» **Aim**: A verbatim copy of the records is required, with all pictures left out.

» **Materials provided**:
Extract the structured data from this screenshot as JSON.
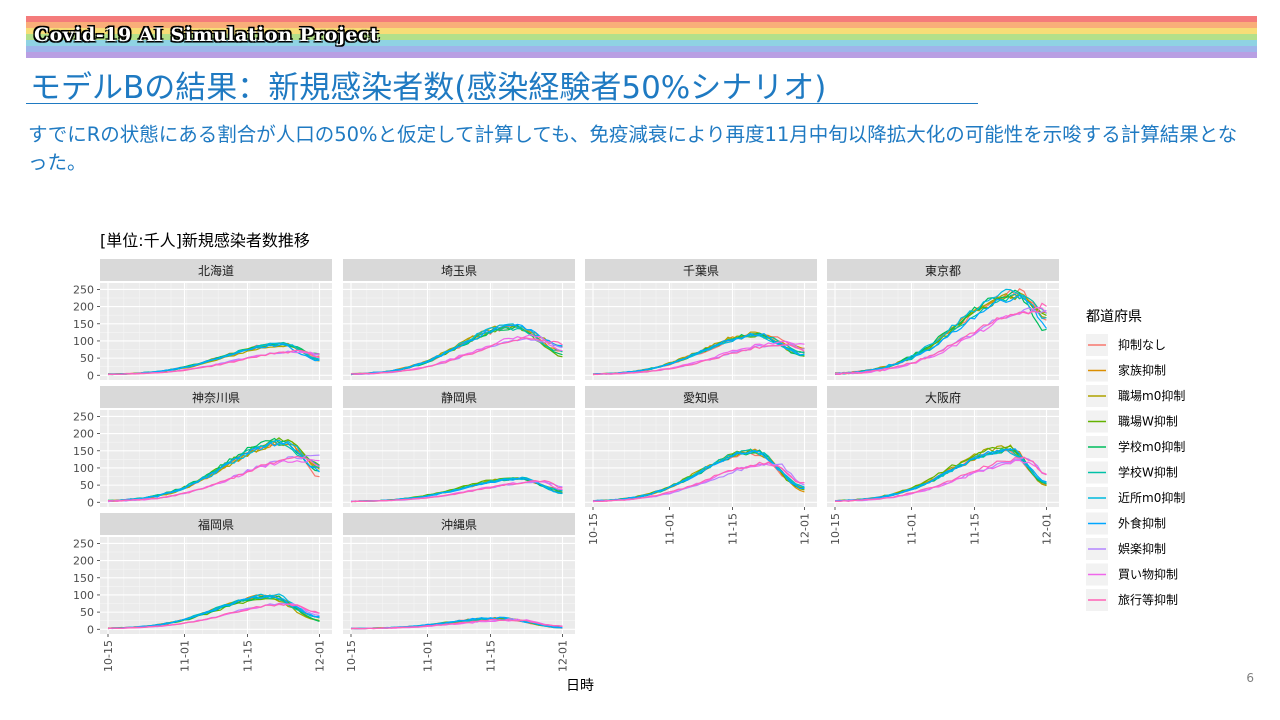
{
  "banner": {
    "project_title": "Covid-19 AI Simulation Project",
    "colors": [
      "#f47b7b",
      "#f9ae79",
      "#f7dd77",
      "#b3e08a",
      "#8fd3e3",
      "#9fb5ea",
      "#b99fe3"
    ]
  },
  "slide": {
    "title": "モデルBの結果：新規感染者数(感染経験者50%シナリオ)",
    "summary": "すでにRの状態にある割合が人口の50%と仮定して計算しても、免疫減衰により再度11月中旬以降拡大化の可能性を示唆する計算結果となった。",
    "page_number": "6"
  },
  "chart_data": {
    "type": "line",
    "title": "[単位:千人]新規感染者数推移",
    "xlabel": "日時",
    "ylabel": "",
    "x_ticks": [
      "10-15",
      "11-01",
      "11-15",
      "12-01"
    ],
    "x_range": [
      "10-15",
      "12-02"
    ],
    "y_ticks": [
      0,
      50,
      100,
      150,
      200,
      250
    ],
    "ylim": [
      -5,
      260
    ],
    "grid": true,
    "legend": {
      "title": "都道府県",
      "position": "right",
      "entries": [
        {
          "name": "抑制なし",
          "color": "#f8766d"
        },
        {
          "name": "家族抑制",
          "color": "#db8e00"
        },
        {
          "name": "職場m0抑制",
          "color": "#aea200"
        },
        {
          "name": "職場W抑制",
          "color": "#64b200"
        },
        {
          "name": "学校m0抑制",
          "color": "#00bd5c"
        },
        {
          "name": "学校W抑制",
          "color": "#00c1a7"
        },
        {
          "name": "近所m0抑制",
          "color": "#00badE"
        },
        {
          "name": "外食抑制",
          "color": "#00a6ff"
        },
        {
          "name": "娯楽抑制",
          "color": "#b385ff"
        },
        {
          "name": "買い物抑制",
          "color": "#ef67eb"
        },
        {
          "name": "旅行等抑制",
          "color": "#ff63b6"
        }
      ]
    },
    "panels": [
      {
        "name": "北海道",
        "high_peak": 92,
        "high_peak_day": 39,
        "low_peak": 72,
        "low_peak_day": 43,
        "end_value": 50
      },
      {
        "name": "埼玉県",
        "high_peak": 145,
        "high_peak_day": 36,
        "low_peak": 112,
        "low_peak_day": 41,
        "end_value": 70
      },
      {
        "name": "千葉県",
        "high_peak": 120,
        "high_peak_day": 37,
        "low_peak": 95,
        "low_peak_day": 42,
        "end_value": 65
      },
      {
        "name": "東京都",
        "high_peak": 245,
        "high_peak_day": 41,
        "low_peak": 195,
        "low_peak_day": 45,
        "end_value": 150
      },
      {
        "name": "神奈川県",
        "high_peak": 180,
        "high_peak_day": 39,
        "low_peak": 130,
        "low_peak_day": 43,
        "end_value": 90
      },
      {
        "name": "静岡県",
        "high_peak": 72,
        "high_peak_day": 38,
        "low_peak": 60,
        "low_peak_day": 43,
        "end_value": 30
      },
      {
        "name": "愛知県",
        "high_peak": 150,
        "high_peak_day": 36,
        "low_peak": 118,
        "low_peak_day": 40,
        "end_value": 40
      },
      {
        "name": "大阪府",
        "high_peak": 160,
        "high_peak_day": 39,
        "low_peak": 125,
        "low_peak_day": 43,
        "end_value": 60
      },
      {
        "name": "福岡県",
        "high_peak": 98,
        "high_peak_day": 36,
        "low_peak": 78,
        "low_peak_day": 40,
        "end_value": 30
      },
      {
        "name": "沖縄県",
        "high_peak": 32,
        "high_peak_day": 33,
        "low_peak": 28,
        "low_peak_day": 36,
        "end_value": 5
      }
    ]
  }
}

» **Written solution**:
Extract the structured data from this screenshot as JSON.
{
  "banner": {
    "project_title": "Covid-19 AI Simulation Project",
    "colors": [
      "#f47b7b",
      "#f9ae79",
      "#f7dd77",
      "#b3e08a",
      "#8fd3e3",
      "#9fb5ea",
      "#b99fe3"
    ]
  },
  "slide": {
    "title": "モデルBの結果：新規感染者数(感染経験者50%シナリオ)",
    "summary": "すでにRの状態にある割合が人口の50%と仮定して計算しても、免疫減衰により再度11月中旬以降拡大化の可能性を示唆する計算結果となった。",
    "page_number": "6"
  },
  "chart_data": {
    "type": "line",
    "title": "[単位:千人]新規感染者数推移",
    "xlabel": "日時",
    "ylabel": "",
    "x_ticks": [
      "10-15",
      "11-01",
      "11-15",
      "12-01"
    ],
    "x_range": [
      "10-15",
      "12-02"
    ],
    "y_ticks": [
      0,
      50,
      100,
      150,
      200,
      250
    ],
    "ylim": [
      -5,
      260
    ],
    "grid": true,
    "legend": {
      "title": "都道府県",
      "position": "right",
      "entries": [
        {
          "name": "抑制なし",
          "color": "#f8766d"
        },
        {
          "name": "家族抑制",
          "color": "#db8e00"
        },
        {
          "name": "職場m0抑制",
          "color": "#aea200"
        },
        {
          "name": "職場W抑制",
          "color": "#64b200"
        },
        {
          "name": "学校m0抑制",
          "color": "#00bd5c"
        },
        {
          "name": "学校W抑制",
          "color": "#00c1a7"
        },
        {
          "name": "近所m0抑制",
          "color": "#00badE"
        },
        {
          "name": "外食抑制",
          "color": "#00a6ff"
        },
        {
          "name": "娯楽抑制",
          "color": "#b385ff"
        },
        {
          "name": "買い物抑制",
          "color": "#ef67eb"
        },
        {
          "name": "旅行等抑制",
          "color": "#ff63b6"
        }
      ]
    },
    "panels": [
      {
        "name": "北海道",
        "high_peak": 92,
        "high_peak_day": 39,
        "low_peak": 72,
        "low_peak_day": 43,
        "end_value": 50
      },
      {
        "name": "埼玉県",
        "high_peak": 145,
        "high_peak_day": 36,
        "low_peak": 112,
        "low_peak_day": 41,
        "end_value": 70
      },
      {
        "name": "千葉県",
        "high_peak": 120,
        "high_peak_day": 37,
        "low_peak": 95,
        "low_peak_day": 42,
        "end_value": 65
      },
      {
        "name": "東京都",
        "high_peak": 245,
        "high_peak_day": 41,
        "low_peak": 195,
        "low_peak_day": 45,
        "end_value": 150
      },
      {
        "name": "神奈川県",
        "high_peak": 180,
        "high_peak_day": 39,
        "low_peak": 130,
        "low_peak_day": 43,
        "end_value": 90
      },
      {
        "name": "静岡県",
        "high_peak": 72,
        "high_peak_day": 38,
        "low_peak": 60,
        "low_peak_day": 43,
        "end_value": 30
      },
      {
        "name": "愛知県",
        "high_peak": 150,
        "high_peak_day": 36,
        "low_peak": 118,
        "low_peak_day": 40,
        "end_value": 40
      },
      {
        "name": "大阪府",
        "high_peak": 160,
        "high_peak_day": 39,
        "low_peak": 125,
        "low_peak_day": 43,
        "end_value": 60
      },
      {
        "name": "福岡県",
        "high_peak": 98,
        "high_peak_day": 36,
        "low_peak": 78,
        "low_peak_day": 40,
        "end_value": 30
      },
      {
        "name": "沖縄県",
        "high_peak": 32,
        "high_peak_day": 33,
        "low_peak": 28,
        "low_peak_day": 36,
        "end_value": 5
      }
    ]
  }
}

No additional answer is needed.